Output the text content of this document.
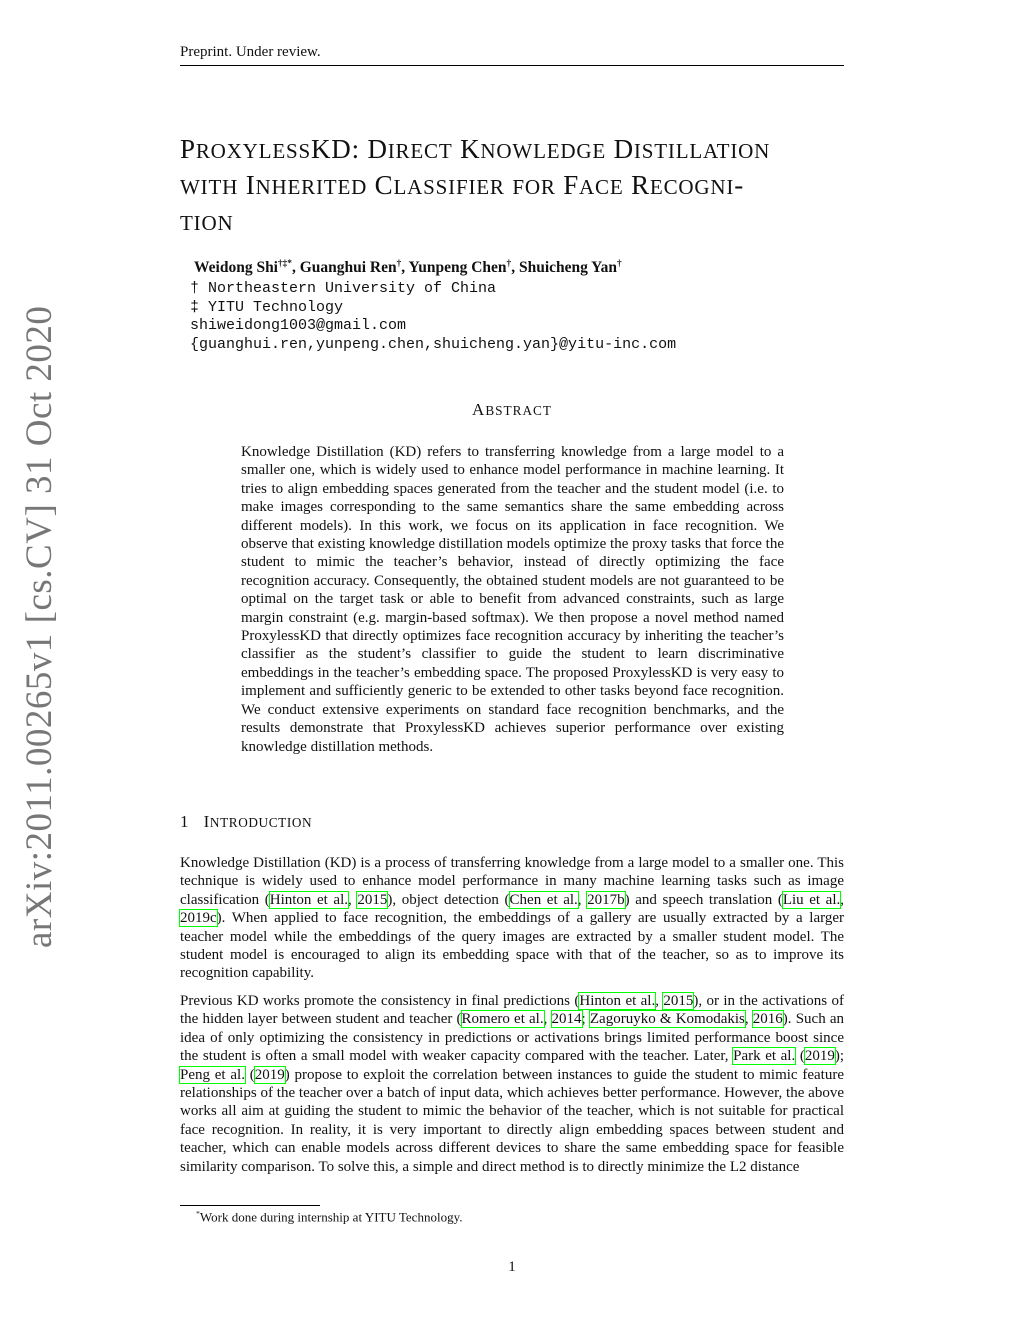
Preprint. Under review.
arXiv:2011.00265v1 [cs.CV] 31 Oct 2020
PROXYLESSKD: DIRECT KNOWLEDGE DISTILLATION
WITH INHERITED CLASSIFIER FOR FACE RECOGNI-
TION
Weidong Shi†‡*, Guanghui Ren†, Yunpeng Chen†, Shuicheng Yan†
† Northeastern University of China
‡ YITU Technology
shiweidong1003@gmail.com
{guanghui.ren,yunpeng.chen,shuicheng.yan}@yitu-inc.com
ABSTRACT
Knowledge Distillation (KD) refers to transferring knowledge from a large model to a smaller one, which is widely used to enhance model performance in machine learning. It tries to align embedding spaces generated from the teacher and the student model (i.e. to make images corresponding to the same semantics share the same embedding across different models). In this work, we focus on its application in face recognition. We observe that existing knowledge distillation models optimize the proxy tasks that force the student to mimic the teacher’s behavior, instead of directly optimizing the face recognition accuracy. Consequently, the obtained student models are not guaranteed to be optimal on the target task or able to benefit from advanced constraints, such as large margin constraint (e.g. margin-based softmax). We then propose a novel method named ProxylessKD that directly optimizes face recognition accuracy by inheriting the teacher’s classifier as the student’s classifier to guide the student to learn discriminative embeddings in the teacher’s embedding space. The proposed ProxylessKD is very easy to implement and sufficiently generic to be extended to other tasks beyond face recognition. We conduct extensive experiments on standard face recognition benchmarks, and the results demonstrate that ProxylessKD achieves superior performance over existing knowledge distillation methods.
1   INTRODUCTION
Knowledge Distillation (KD) is a process of transferring knowledge from a large model to a smaller one. This technique is widely used to enhance model performance in many machine learning tasks such as image classification (Hinton et al., 2015), object detection (Chen et al., 2017b) and speech translation (Liu et al., 2019c). When applied to face recognition, the embeddings of a gallery are usually extracted by a larger teacher model while the embeddings of the query images are extracted by a smaller student model. The student model is encouraged to align its embedding space with that of the teacher, so as to improve its recognition capability.
Previous KD works promote the consistency in final predictions (Hinton et al., 2015), or in the activations of the hidden layer between student and teacher (Romero et al., 2014; Zagoruyko & Komodakis, 2016). Such an idea of only optimizing the consistency in predictions or activations brings limited performance boost since the student is often a small model with weaker capacity compared with the teacher. Later, Park et al. (2019); Peng et al. (2019) propose to exploit the correlation between instances to guide the student to mimic feature relationships of the teacher over a batch of input data, which achieves better performance. However, the above works all aim at guiding the student to mimic the behavior of the teacher, which is not suitable for practical face recognition. In reality, it is very important to directly align embedding spaces between student and teacher, which can enable models across different devices to share the same embedding space for feasible similarity comparison. To solve this, a simple and direct method is to directly minimize the L2 distance
*Work done during internship at YITU Technology.
1
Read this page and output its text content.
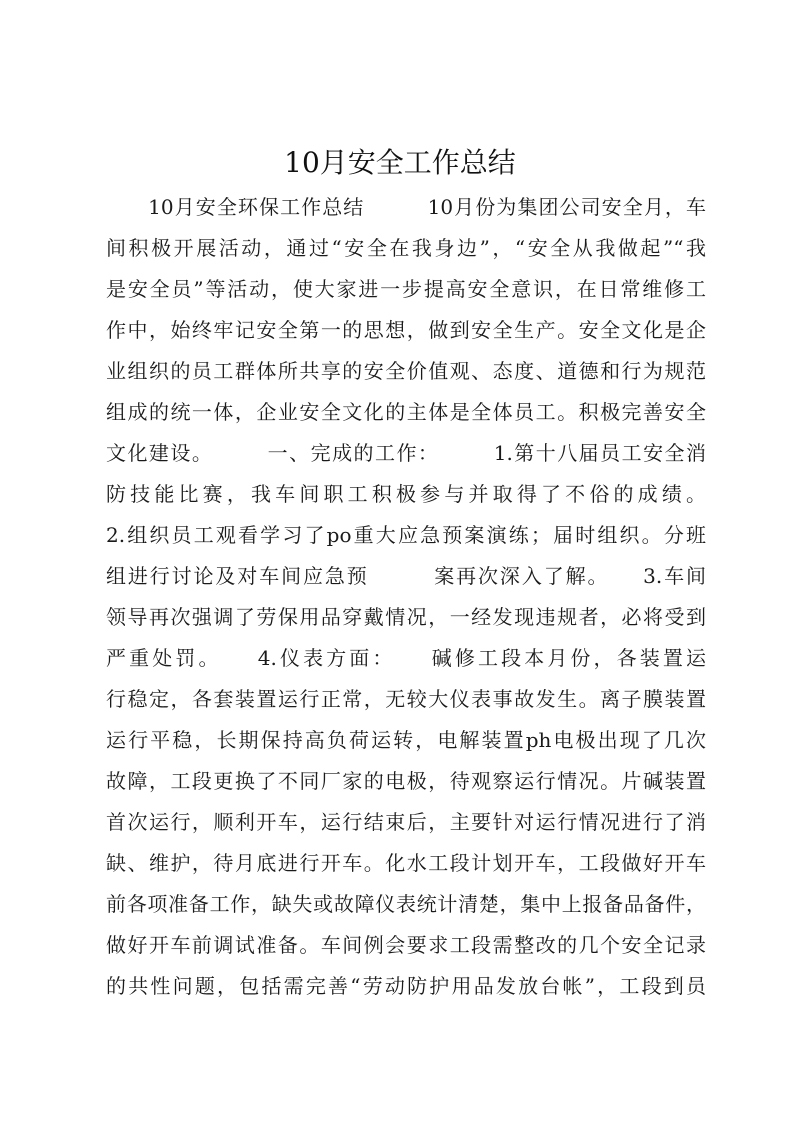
10月安全工作总结
　　10月安全环保工作总结　　　10月份为集团公司安全月，车
间积极开展活动，通过“安全在我身边”，“安全从我做起”“我
是安全员”等活动，使大家进一步提高安全意识，在日常维修工
作中，始终牢记安全第一的思想，做到安全生产。安全文化是企
业组织的员工群体所共享的安全价值观、态度、道德和行为规范
组成的统一体，企业安全文化的主体是全体员工。积极完善安全
文化建设。　　　一、完成的工作：　　　1.第十八届员工安全消
防技能比赛，我车间职工积极参与并取得了不俗的成绩。
2.组织员工观看学习了po重大应急预案演练；届时组织。分班
组进行讨论及对车间应急预　　　案再次深入了解。　　3.车间
领导再次强调了劳保用品穿戴情况，一经发现违规者，必将受到
严重处罚。　　4.仪表方面：　　碱修工段本月份，各装置运
行稳定，各套装置运行正常，无较大仪表事故发生。离子膜装置
运行平稳，长期保持高负荷运转，电解装置ph电极出现了几次
故障，工段更换了不同厂家的电极，待观察运行情况。片碱装置
首次运行，顺利开车，运行结束后，主要针对运行情况进行了消
缺、维护，待月底进行开车。化水工段计划开车，工段做好开车
前各项准备工作，缺失或故障仪表统计清楚，集中上报备品备件，
做好开车前调试准备。车间例会要求工段需整改的几个安全记录
的共性问题，包括需完善“劳动防护用品发放台帐”，工段到员
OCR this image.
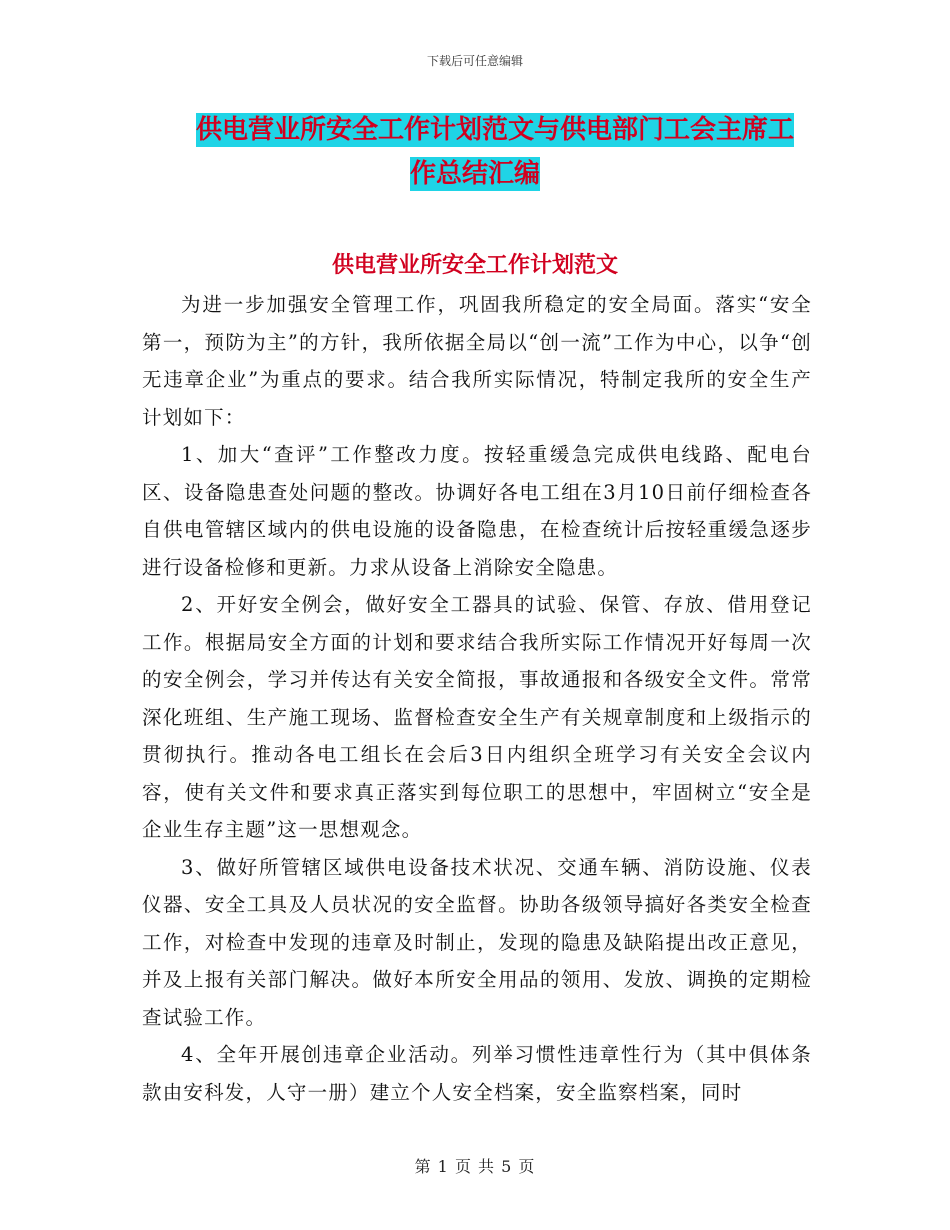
下载后可任意编辑
供电营业所安全工作计划范文与供电部门工会主席工
作总结汇编
供电营业所安全工作计划范文

为进一步加强安全管理工作，巩固我所稳定的安全局面。落实“安全第一，预防为主”的方针，我所依据全局以“创一流”工作为中心，以争“创无违章企业”为重点的要求。结合我所实际情况，特制定我所的安全生产计划如下：

1、加大“查评”工作整改力度。按轻重缓急完成供电线路、配电台区、设备隐患查处问题的整改。协调好各电工组在3月10日前仔细检查各自供电管辖区域内的供电设施的设备隐患，在检查统计后按轻重缓急逐步进行设备检修和更新。力求从设备上消除安全隐患。

2、开好安全例会，做好安全工器具的试验、保管、存放、借用登记工作。根据局安全方面的计划和要求结合我所实际工作情况开好每周一次的安全例会，学习并传达有关安全简报，事故通报和各级安全文件。常常深化班组、生产施工现场、监督检查安全生产有关规章制度和上级指示的贯彻执行。推动各电工组长在会后3日内组织全班学习有关安全会议内容，使有关文件和要求真正落实到每位职工的思想中，牢固树立“安全是企业生存主题”这一思想观念。

3、做好所管辖区域供电设备技术状况、交通车辆、消防设施、仪表仪器、安全工具及人员状况的安全监督。协助各级领导搞好各类安全检查工作，对检查中发现的违章及时制止，发现的隐患及缺陷提出改正意见，并及上报有关部门解决。做好本所安全用品的领用、发放、调换的定期检查试验工作。

4、全年开展创违章企业活动。列举习惯性违章性行为（其中俱体条款由安科发，人守一册）建立个人安全档案，安全监察档案，同时

第 1 页 共 5 页
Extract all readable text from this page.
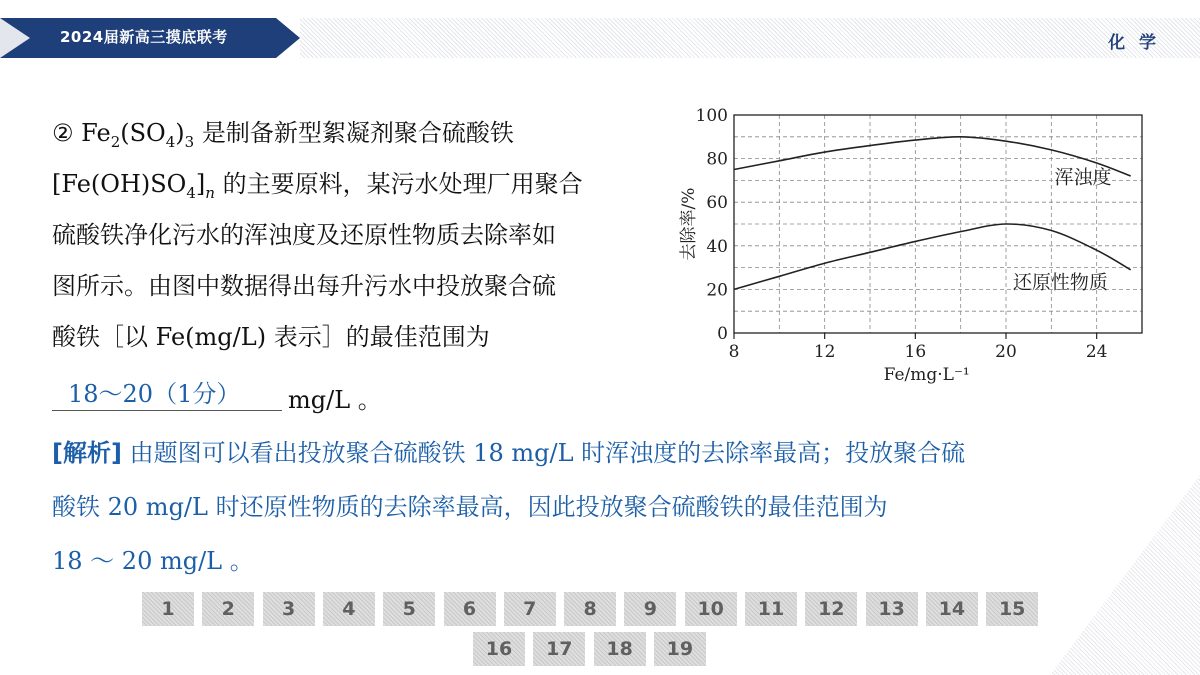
2024届新高三摸底联考	化 学
② $Fe_2(SO_4)_3$ 是制备新型絮凝剂聚合硫酸铁
$[Fe(OH)SO_4]_n$ 的主要原料，某污水处理厂用聚合
硫酸铁净化污水的浑浊度及还原性物质去除率如
图所示。由图中数据得出每升污水中投放聚合硫
酸铁［以 Fe(mg/L) 表示］的最佳范围为
18～20（1分） mg/L 。
[解析] 由题图可以看出投放聚合硫酸铁 18 mg/L 时浑浊度的去除率最高；投放聚合硫
酸铁 20 mg/L 时还原性物质的去除率最高，因此投放聚合硫酸铁的最佳范围为
18 ～ 20 mg/L 。
8	12	16	20	24
0
20
40
60
80
100
Fe/mg·L⁻¹
去除率/%
浑浊度
还原性物质
1	2	3	4	5	6	7	8	9	10	11	12	13	14	15
16	17	18	19
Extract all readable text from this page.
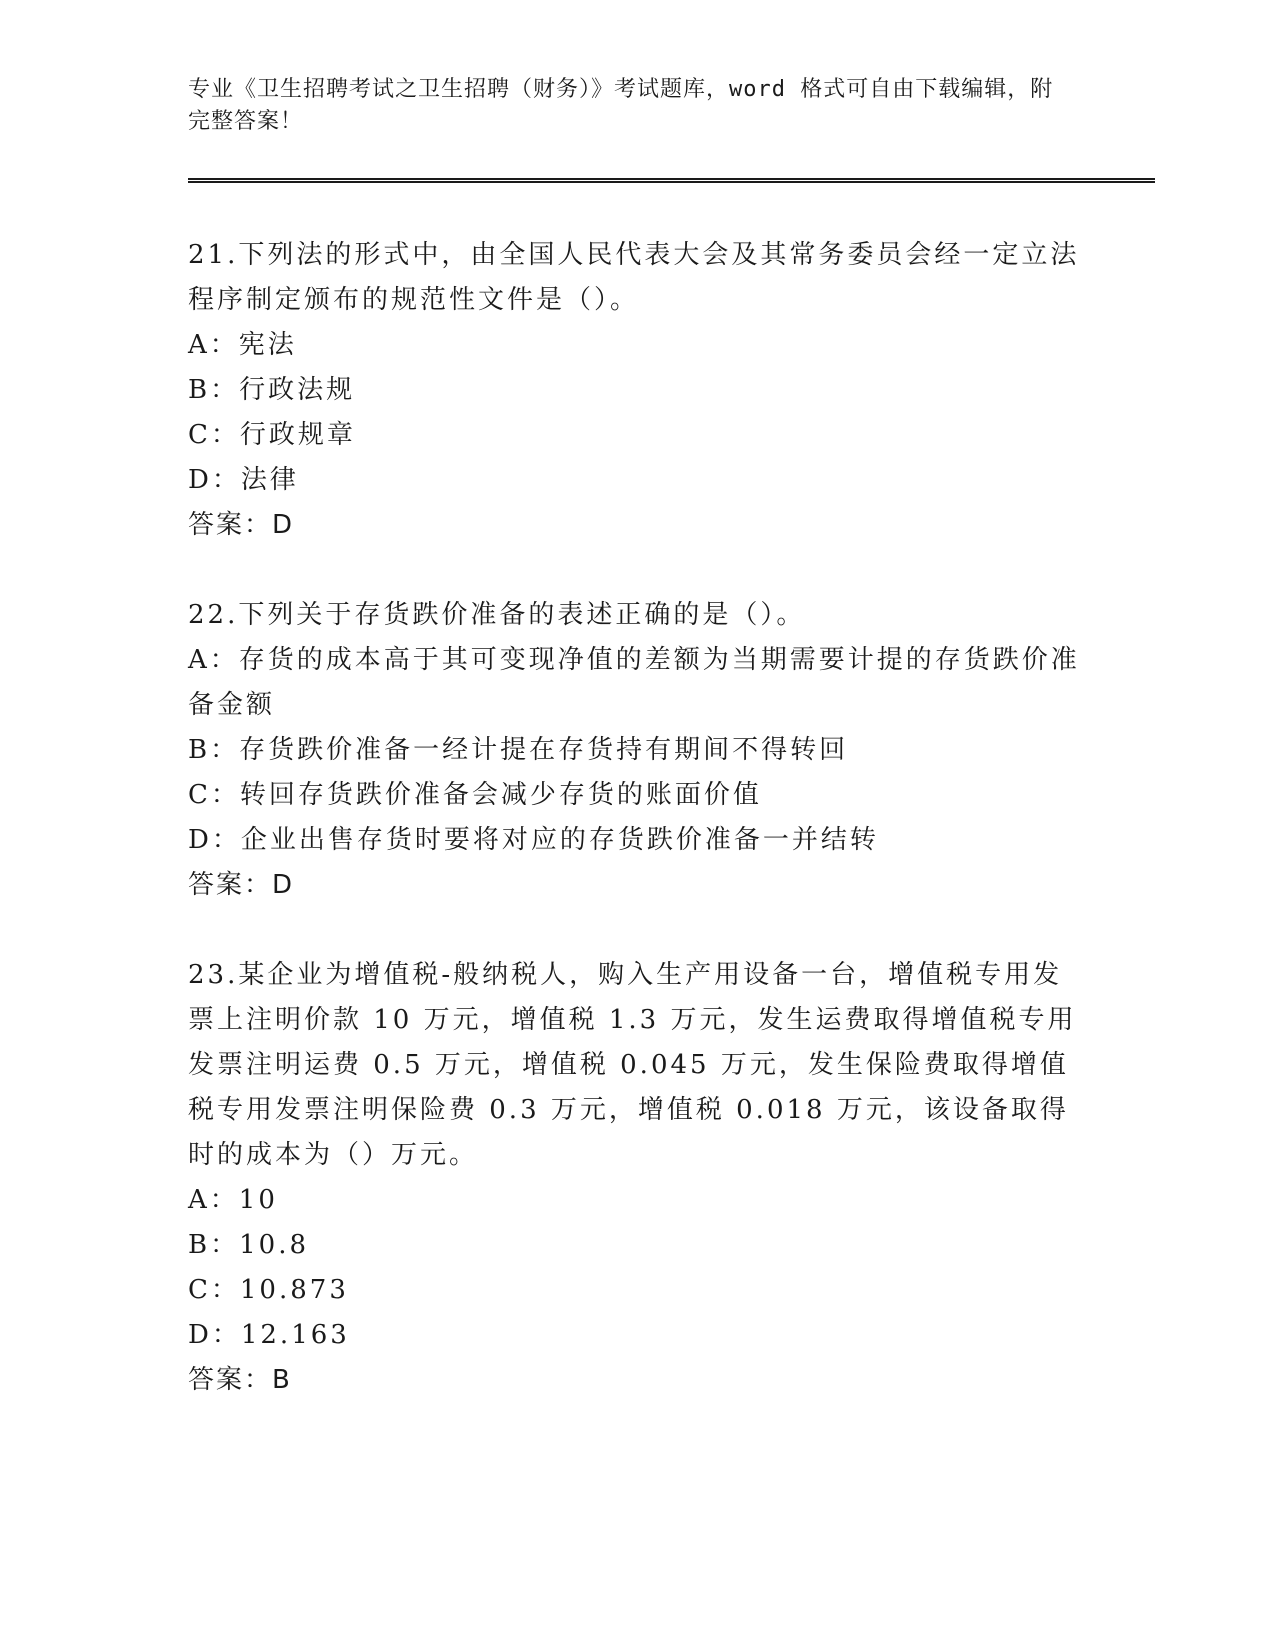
专业《卫生招聘考试之卫生招聘（财务）》考试题库，word 格式可自由下载编辑，附完整答案！

21.下列法的形式中，由全国人民代表大会及其常务委员会经一定立法程序制定颁布的规范性文件是（）。

A：宪法

B：行政法规

C：行政规章

D：法律

答案：D

22.下列关于存货跌价准备的表述正确的是（）。

A：存货的成本高于其可变现净值的差额为当期需要计提的存货跌价准备金额

B：存货跌价准备一经计提在存货持有期间不得转回

C：转回存货跌价准备会减少存货的账面价值

D：企业出售存货时要将对应的存货跌价准备一并结转

答案：D

23.某企业为增值税-般纳税人，购入生产用设备一台，增值税专用发票上注明价款 10 万元，增值税 1.3 万元，发生运费取得增值税专用发票注明运费 0.5 万元，增值税 0.045 万元，发生保险费取得增值税专用发票注明保险费 0.3 万元，增值税 0.018 万元，该设备取得时的成本为（）万元。

A：10

B：10.8

C：10.873

D：12.163

答案：B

_ _ _

* Aim of the exercise *
Your task is to pick out every line with the string "Technology" and copy it.

* Written response *
‡ YITU Technology
*Work done during internship at YITU Technology.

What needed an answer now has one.